Entries of boxed elements
---
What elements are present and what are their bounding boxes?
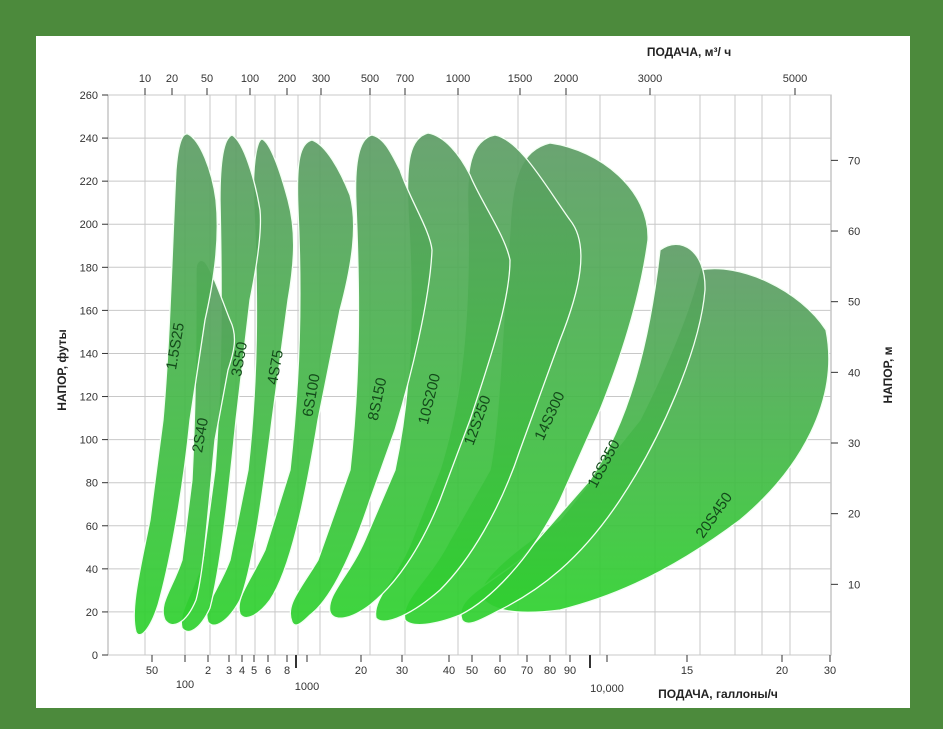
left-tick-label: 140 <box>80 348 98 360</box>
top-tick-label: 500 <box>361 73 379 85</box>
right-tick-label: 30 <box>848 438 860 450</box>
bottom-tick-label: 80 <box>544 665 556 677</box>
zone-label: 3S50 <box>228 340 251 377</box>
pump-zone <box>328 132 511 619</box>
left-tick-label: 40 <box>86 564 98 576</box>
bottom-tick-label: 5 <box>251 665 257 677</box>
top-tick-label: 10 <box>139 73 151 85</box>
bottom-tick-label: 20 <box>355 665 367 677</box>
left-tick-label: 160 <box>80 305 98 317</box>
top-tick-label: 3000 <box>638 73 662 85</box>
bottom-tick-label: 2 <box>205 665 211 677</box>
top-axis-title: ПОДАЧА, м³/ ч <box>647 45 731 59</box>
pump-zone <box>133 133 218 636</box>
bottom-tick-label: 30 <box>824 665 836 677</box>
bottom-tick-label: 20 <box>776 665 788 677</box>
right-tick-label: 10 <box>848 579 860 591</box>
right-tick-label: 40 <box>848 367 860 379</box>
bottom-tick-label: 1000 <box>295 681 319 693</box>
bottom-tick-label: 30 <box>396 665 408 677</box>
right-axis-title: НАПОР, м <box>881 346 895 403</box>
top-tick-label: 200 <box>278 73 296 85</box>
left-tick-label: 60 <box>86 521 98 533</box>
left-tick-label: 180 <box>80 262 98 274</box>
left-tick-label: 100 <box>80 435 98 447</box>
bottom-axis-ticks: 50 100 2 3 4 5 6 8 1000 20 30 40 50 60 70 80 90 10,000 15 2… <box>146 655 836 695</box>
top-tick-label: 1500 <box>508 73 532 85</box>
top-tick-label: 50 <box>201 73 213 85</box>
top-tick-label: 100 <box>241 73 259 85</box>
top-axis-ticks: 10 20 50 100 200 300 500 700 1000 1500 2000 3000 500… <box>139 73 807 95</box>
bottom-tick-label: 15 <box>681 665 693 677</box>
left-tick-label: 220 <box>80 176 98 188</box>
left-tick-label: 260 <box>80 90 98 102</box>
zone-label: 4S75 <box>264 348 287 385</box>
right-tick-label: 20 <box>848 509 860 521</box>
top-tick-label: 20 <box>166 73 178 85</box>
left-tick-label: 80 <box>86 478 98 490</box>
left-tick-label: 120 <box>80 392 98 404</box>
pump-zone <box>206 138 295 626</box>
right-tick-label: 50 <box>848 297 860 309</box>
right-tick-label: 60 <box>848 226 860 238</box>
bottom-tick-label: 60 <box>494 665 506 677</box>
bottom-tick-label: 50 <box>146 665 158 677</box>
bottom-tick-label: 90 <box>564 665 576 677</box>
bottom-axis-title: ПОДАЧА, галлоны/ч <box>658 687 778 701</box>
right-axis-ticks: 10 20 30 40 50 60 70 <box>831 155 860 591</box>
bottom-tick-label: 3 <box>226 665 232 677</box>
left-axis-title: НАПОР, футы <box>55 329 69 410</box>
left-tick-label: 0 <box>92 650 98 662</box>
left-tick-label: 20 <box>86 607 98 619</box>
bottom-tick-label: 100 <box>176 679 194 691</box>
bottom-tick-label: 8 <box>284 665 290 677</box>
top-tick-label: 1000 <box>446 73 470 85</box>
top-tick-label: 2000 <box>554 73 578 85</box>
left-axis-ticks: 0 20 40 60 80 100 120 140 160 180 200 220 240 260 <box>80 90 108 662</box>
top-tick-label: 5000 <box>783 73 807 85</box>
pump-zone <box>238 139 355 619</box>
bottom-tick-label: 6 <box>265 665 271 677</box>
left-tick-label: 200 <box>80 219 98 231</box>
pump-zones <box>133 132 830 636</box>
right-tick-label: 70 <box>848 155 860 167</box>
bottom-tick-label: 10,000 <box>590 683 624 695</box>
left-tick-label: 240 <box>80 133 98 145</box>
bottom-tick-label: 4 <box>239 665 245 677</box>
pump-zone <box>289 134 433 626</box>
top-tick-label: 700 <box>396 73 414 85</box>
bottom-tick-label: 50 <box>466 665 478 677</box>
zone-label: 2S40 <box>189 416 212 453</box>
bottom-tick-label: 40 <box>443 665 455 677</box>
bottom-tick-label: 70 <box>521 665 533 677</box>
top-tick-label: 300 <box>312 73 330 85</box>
---
Reproduce every line of the records above verbatim, omitting the pictures from your answer.

What elements are present and what are their bounding boxes?
left-tick-label: 140 <box>80 348 98 360</box>
top-tick-label: 500 <box>361 73 379 85</box>
right-tick-label: 30 <box>848 438 860 450</box>
bottom-tick-label: 80 <box>544 665 556 677</box>
zone-label: 3S50 <box>228 340 251 377</box>
pump-zone <box>328 132 511 619</box>
left-tick-label: 40 <box>86 564 98 576</box>
bottom-tick-label: 5 <box>251 665 257 677</box>
top-tick-label: 10 <box>139 73 151 85</box>
bottom-tick-label: 20 <box>355 665 367 677</box>
left-tick-label: 160 <box>80 305 98 317</box>
top-tick-label: 3000 <box>638 73 662 85</box>
bottom-tick-label: 2 <box>205 665 211 677</box>
top-axis-title: ПОДАЧА, м³/ ч <box>647 45 731 59</box>
pump-zone <box>133 133 218 636</box>
bottom-tick-label: 30 <box>824 665 836 677</box>
bottom-tick-label: 20 <box>776 665 788 677</box>
right-tick-label: 10 <box>848 579 860 591</box>
right-tick-label: 40 <box>848 367 860 379</box>
bottom-tick-label: 1000 <box>295 681 319 693</box>
bottom-tick-label: 30 <box>396 665 408 677</box>
right-axis-title: НАПОР, м <box>881 346 895 403</box>
top-tick-label: 200 <box>278 73 296 85</box>
left-tick-label: 60 <box>86 521 98 533</box>
left-tick-label: 180 <box>80 262 98 274</box>
left-tick-label: 100 <box>80 435 98 447</box>
bottom-axis-ticks: 50 100 2 3 4 5 6 8 1000 20 30 40 50 60 70 80 90 10,000 15 2… <box>146 655 836 695</box>
top-tick-label: 1500 <box>508 73 532 85</box>
top-tick-label: 50 <box>201 73 213 85</box>
top-tick-label: 100 <box>241 73 259 85</box>
top-axis-ticks: 10 20 50 100 200 300 500 700 1000 1500 2000 3000 500… <box>139 73 807 95</box>
bottom-tick-label: 15 <box>681 665 693 677</box>
left-tick-label: 220 <box>80 176 98 188</box>
left-tick-label: 260 <box>80 90 98 102</box>
zone-label: 4S75 <box>264 348 287 385</box>
right-tick-label: 20 <box>848 509 860 521</box>
top-tick-label: 20 <box>166 73 178 85</box>
left-tick-label: 80 <box>86 478 98 490</box>
left-tick-label: 120 <box>80 392 98 404</box>
pump-zone <box>206 138 295 626</box>
right-tick-label: 50 <box>848 297 860 309</box>
right-tick-label: 60 <box>848 226 860 238</box>
bottom-tick-label: 60 <box>494 665 506 677</box>
bottom-tick-label: 50 <box>146 665 158 677</box>
bottom-tick-label: 90 <box>564 665 576 677</box>
bottom-axis-title: ПОДАЧА, галлоны/ч <box>658 687 778 701</box>
right-axis-ticks: 10 20 30 40 50 60 70 <box>831 155 860 591</box>
bottom-tick-label: 3 <box>226 665 232 677</box>
left-axis-title: НАПОР, футы <box>55 329 69 410</box>
left-tick-label: 0 <box>92 650 98 662</box>
left-tick-label: 20 <box>86 607 98 619</box>
bottom-tick-label: 100 <box>176 679 194 691</box>
bottom-tick-label: 8 <box>284 665 290 677</box>
top-tick-label: 1000 <box>446 73 470 85</box>
top-tick-label: 2000 <box>554 73 578 85</box>
left-axis-ticks: 0 20 40 60 80 100 120 140 160 180 200 220 240 260 <box>80 90 108 662</box>
top-tick-label: 5000 <box>783 73 807 85</box>
pump-zone <box>238 139 355 619</box>
bottom-tick-label: 6 <box>265 665 271 677</box>
left-tick-label: 200 <box>80 219 98 231</box>
pump-zones <box>133 132 830 636</box>
right-tick-label: 70 <box>848 155 860 167</box>
bottom-tick-label: 10,000 <box>590 683 624 695</box>
left-tick-label: 240 <box>80 133 98 145</box>
bottom-tick-label: 4 <box>239 665 245 677</box>
pump-zone <box>289 134 433 626</box>
top-tick-label: 700 <box>396 73 414 85</box>
bottom-tick-label: 50 <box>466 665 478 677</box>
zone-label: 2S40 <box>189 416 212 453</box>
bottom-tick-label: 40 <box>443 665 455 677</box>
bottom-tick-label: 70 <box>521 665 533 677</box>
top-tick-label: 300 <box>312 73 330 85</box>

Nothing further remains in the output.